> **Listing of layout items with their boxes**
-*-*-

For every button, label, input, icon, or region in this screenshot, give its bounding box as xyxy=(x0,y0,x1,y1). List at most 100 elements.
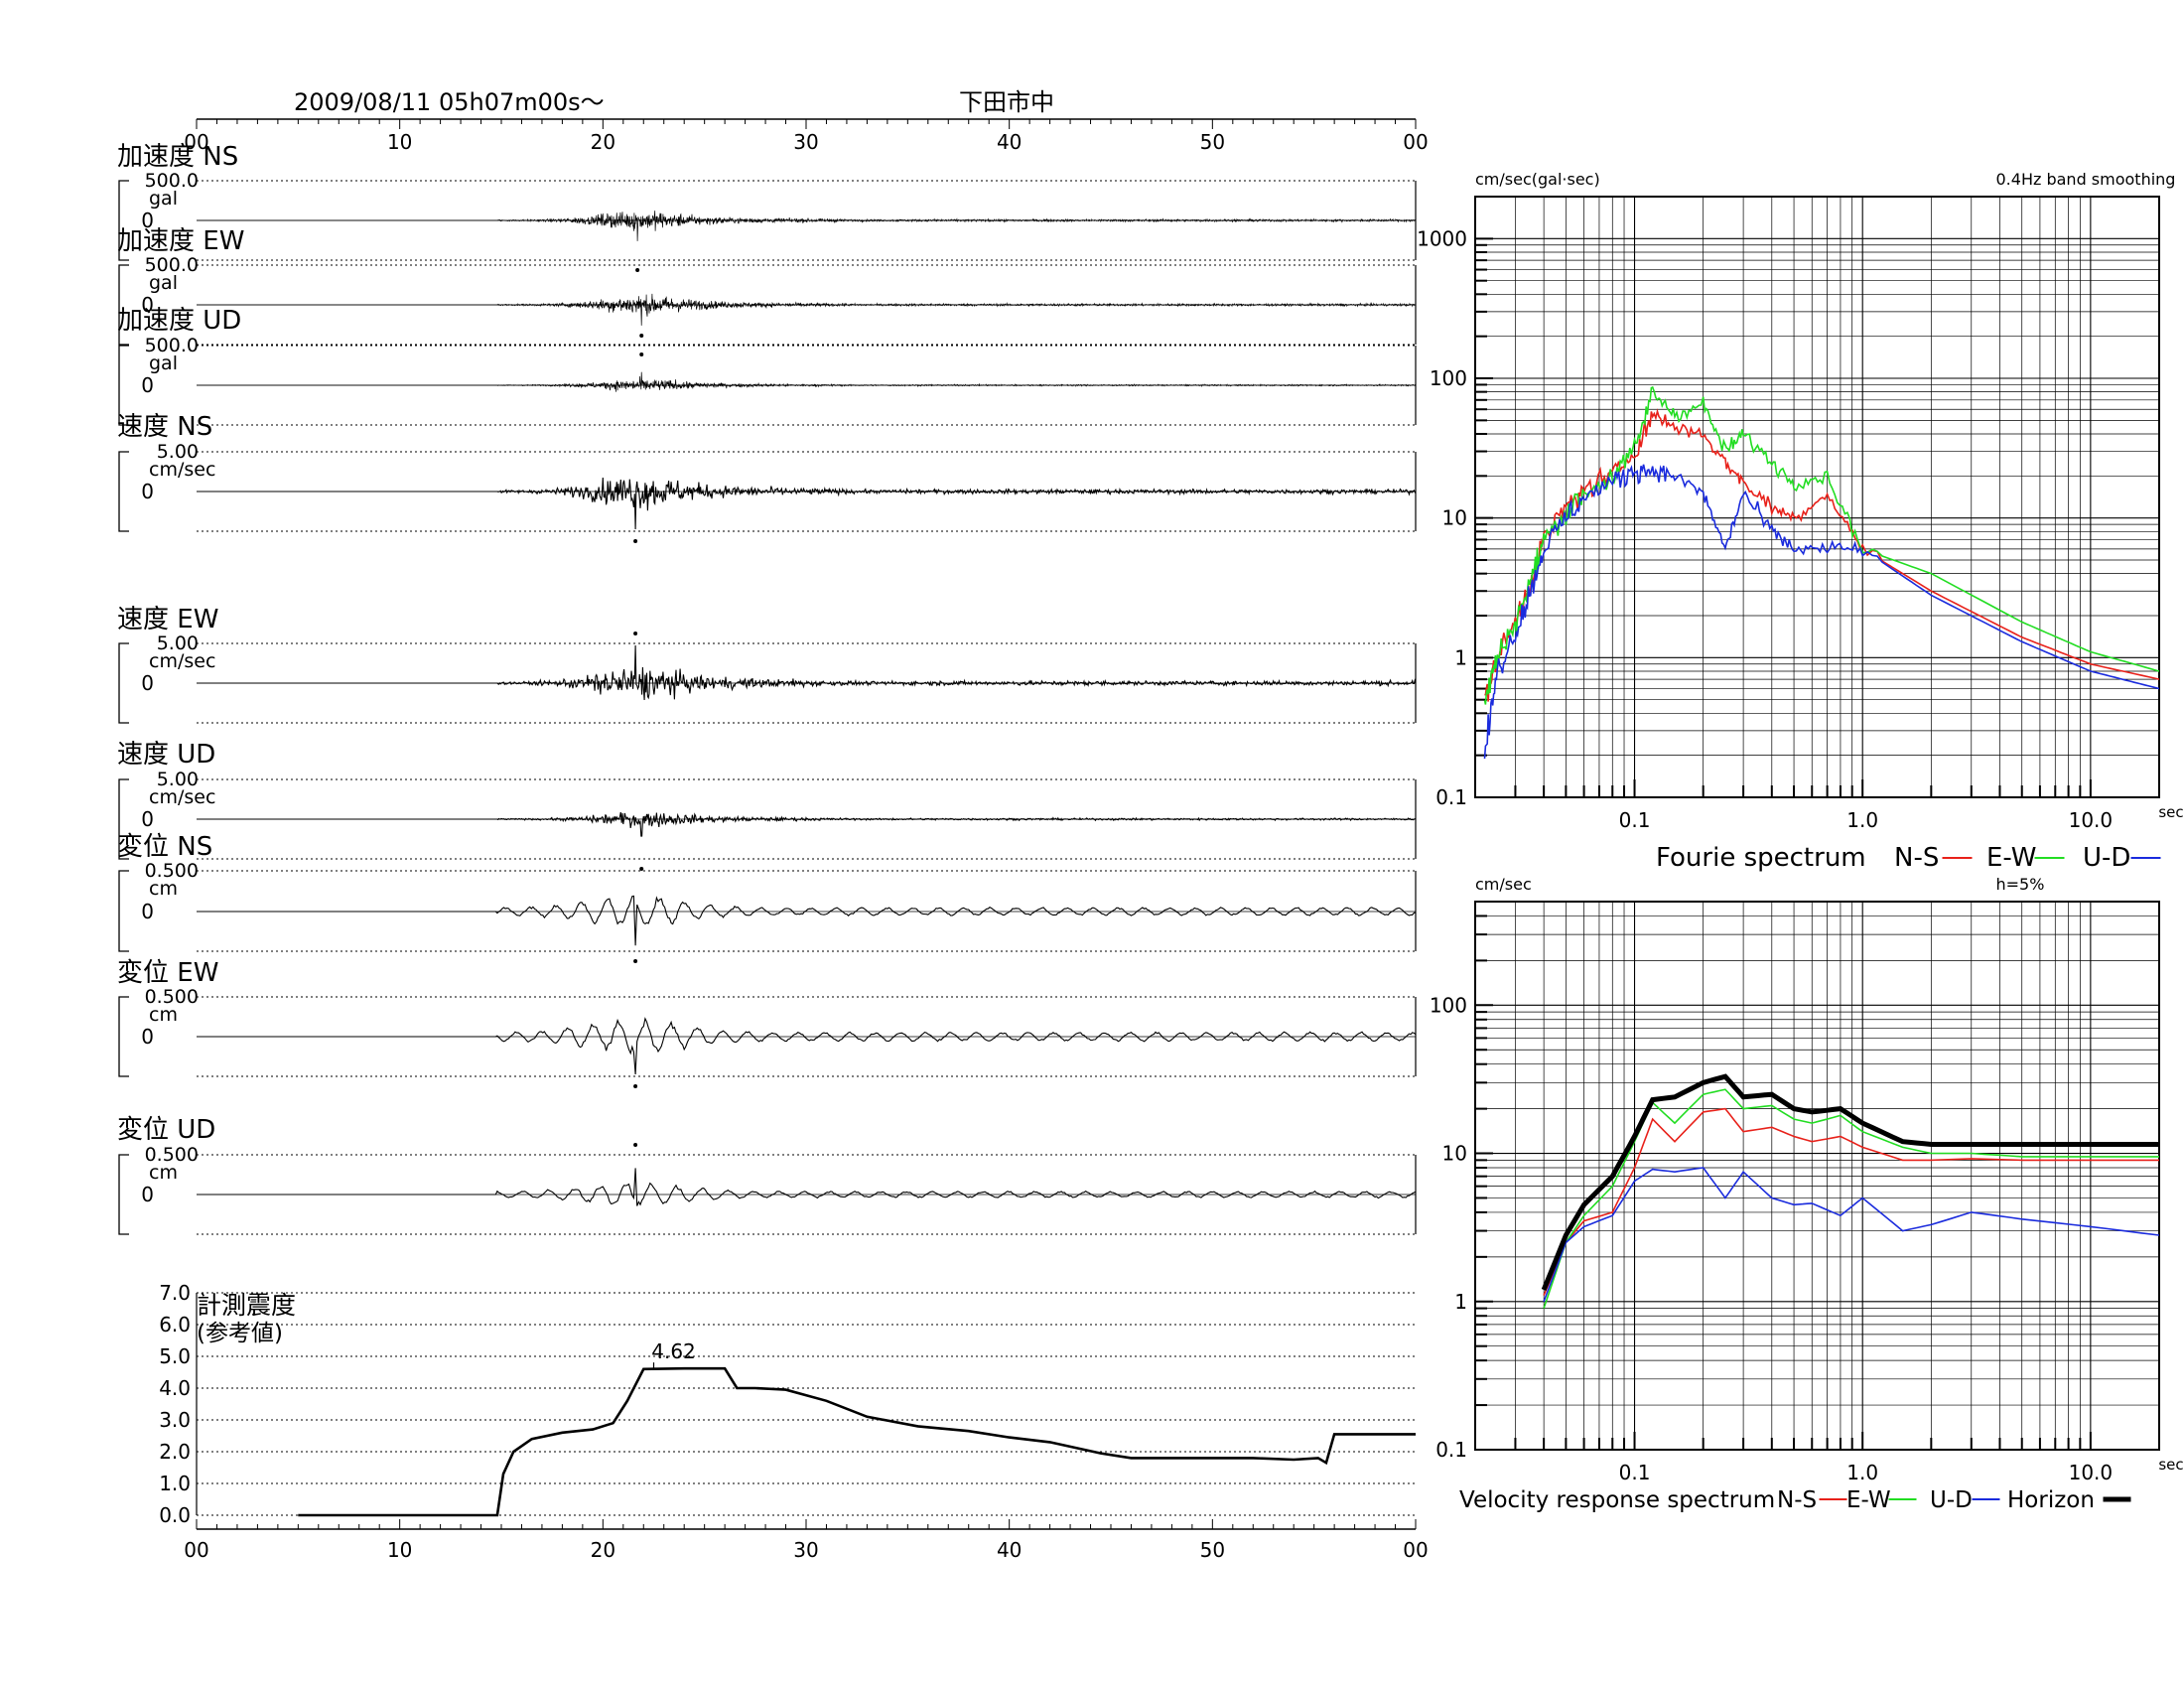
scale-bracket xyxy=(118,778,129,860)
legend-item-label: E-W xyxy=(1846,1487,1891,1513)
scale-bracket xyxy=(118,180,129,261)
intensity-title: 計測震度 xyxy=(197,1291,296,1320)
waveform-trace xyxy=(197,293,1416,326)
x-tick-label: 10.0 xyxy=(2069,808,2114,832)
top-time-axis: 00 10 20 30 40 50 00 xyxy=(184,118,1429,154)
y-tick-label: 100 xyxy=(1430,993,1467,1017)
scale-bracket xyxy=(118,1154,129,1235)
peak-marker xyxy=(639,352,644,356)
y-tick-label: 1000 xyxy=(1417,226,1467,250)
waveform-trace xyxy=(197,1168,1417,1206)
tick-label: 00 xyxy=(184,130,208,154)
zero-label: 0 xyxy=(141,480,154,503)
scale-label: 5.00 xyxy=(157,441,199,463)
series-line-horizon xyxy=(1541,1073,2159,1291)
scale-label: 500.0 xyxy=(145,254,199,276)
fourier-spectrum-chart: 1000 100 10 1 0.1 0.1 1.0 10.0 sec cm/sec(gal·sec… xyxy=(1417,170,2184,873)
channel-label: 加速度 NS xyxy=(117,142,238,172)
scale-label: 0.500 xyxy=(145,860,199,882)
intensity-tick-label: 4.0 xyxy=(159,1376,191,1400)
legend-title: Fourie spectrum xyxy=(1656,843,1866,873)
peak-marker xyxy=(639,334,644,338)
zero-label: 0 xyxy=(141,209,154,232)
record-datetime: 2009/08/11 05h07m00s〜 xyxy=(294,88,605,116)
legend-item-label: Horizon xyxy=(2007,1487,2095,1513)
tick-label: 00 xyxy=(1403,130,1428,154)
legend-title: Velocity response spectrum xyxy=(1459,1487,1775,1513)
peak-marker xyxy=(633,1143,638,1147)
tick-label: 20 xyxy=(591,1538,615,1562)
intensity-curve xyxy=(298,1366,1416,1517)
legend-item-label: U-D xyxy=(1930,1487,1973,1513)
zero-label: 0 xyxy=(141,293,154,317)
waveform-trace xyxy=(197,371,1416,392)
zero-label: 0 xyxy=(141,373,154,397)
unit-label: cm/sec xyxy=(149,786,215,808)
tick-label: 10 xyxy=(387,1538,412,1562)
unit-label: gal xyxy=(149,188,178,210)
x-tick-label: 0.1 xyxy=(1619,808,1651,832)
series-line-u-d xyxy=(1543,1167,2160,1303)
intensity-panel: 計測震度(参考値)7.0 6.0 5.0 4.0 3.0 2.0 1.0 0.0 4.62 xyxy=(159,1281,1416,1527)
chart-note: h=5% xyxy=(1996,875,2045,894)
unit-label: cm xyxy=(149,1004,178,1026)
unit-label: cm/sec xyxy=(149,650,215,672)
peak-marker xyxy=(639,867,644,871)
intensity-tick-label: 0.0 xyxy=(159,1503,191,1527)
intensity-tick-label: 2.0 xyxy=(159,1440,191,1464)
intensity-tick-label: 5.0 xyxy=(159,1344,191,1368)
waveform-trace xyxy=(197,1017,1417,1075)
peak-marker xyxy=(633,959,638,963)
channel-label: 加速度 EW xyxy=(117,226,244,256)
scale-bracket xyxy=(118,996,129,1077)
unit-label: cm xyxy=(149,1162,178,1184)
tick-label: 40 xyxy=(997,130,1022,154)
channel-label: 変位 NS xyxy=(117,832,212,862)
bottom-time-axis: 00 10 20 30 40 50 00 xyxy=(184,1519,1429,1562)
x-unit-label: sec xyxy=(2158,803,2183,821)
scale-bracket xyxy=(118,451,129,532)
scale-label: 500.0 xyxy=(145,170,199,192)
scale-bracket xyxy=(118,642,129,724)
y-tick-label: 10 xyxy=(1442,506,1467,530)
unit-label: cm xyxy=(149,878,178,900)
channel-label: 速度 UD xyxy=(117,740,215,770)
legend-item-label: N-S xyxy=(1894,843,1939,873)
y-tick-label: 1 xyxy=(1454,645,1467,669)
zero-label: 0 xyxy=(141,900,154,923)
chart-note: 0.4Hz band smoothing xyxy=(1996,170,2176,189)
series-line-n-s xyxy=(1543,1107,2159,1296)
waveform-trace xyxy=(197,211,1416,241)
scale-label: 0.500 xyxy=(145,1144,199,1166)
intensity-tick-label: 3.0 xyxy=(159,1408,191,1432)
channel-label: 変位 UD xyxy=(117,1115,215,1145)
peak-marker xyxy=(633,632,638,635)
x-tick-label: 1.0 xyxy=(1846,1461,1878,1484)
tick-label: 10 xyxy=(387,130,412,154)
unit-label: cm/sec xyxy=(149,459,215,481)
legend-item-label: E-W xyxy=(1986,843,2036,873)
unit-label: gal xyxy=(149,352,178,374)
y-tick-label: 1 xyxy=(1454,1290,1467,1314)
zero-label: 0 xyxy=(141,1183,154,1206)
station-name: 下田市中 xyxy=(959,88,1054,116)
legend-item-label: N-S xyxy=(1777,1487,1817,1513)
peak-marker xyxy=(635,268,640,272)
zero-label: 0 xyxy=(141,807,154,831)
tick-label: 00 xyxy=(1403,1538,1428,1562)
waveform-trace xyxy=(197,811,1417,837)
intensity-tick-label: 7.0 xyxy=(159,1281,191,1305)
y-tick-label: 100 xyxy=(1430,366,1467,390)
zero-label: 0 xyxy=(141,671,154,695)
x-tick-label: 10.0 xyxy=(2069,1461,2114,1484)
y-tick-label: 10 xyxy=(1442,1142,1467,1166)
unit-label: gal xyxy=(149,272,178,294)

-*-*-

> **AIM OF THE EXERCISE**
From the listing above, pull out each line containing the string "spectrum". Treat uppercase and lowercase as different.

> **RESULT**
fourier-spectrum-chart: 1000 100 10 1 0.1 0.1 1.0 10.0 sec cm/sec(gal·sec… xyxy=(1417,170,2184,873)
legend-title: Fourie spectrum xyxy=(1656,843,1866,873)
legend-title: Velocity response spectrum xyxy=(1459,1487,1775,1513)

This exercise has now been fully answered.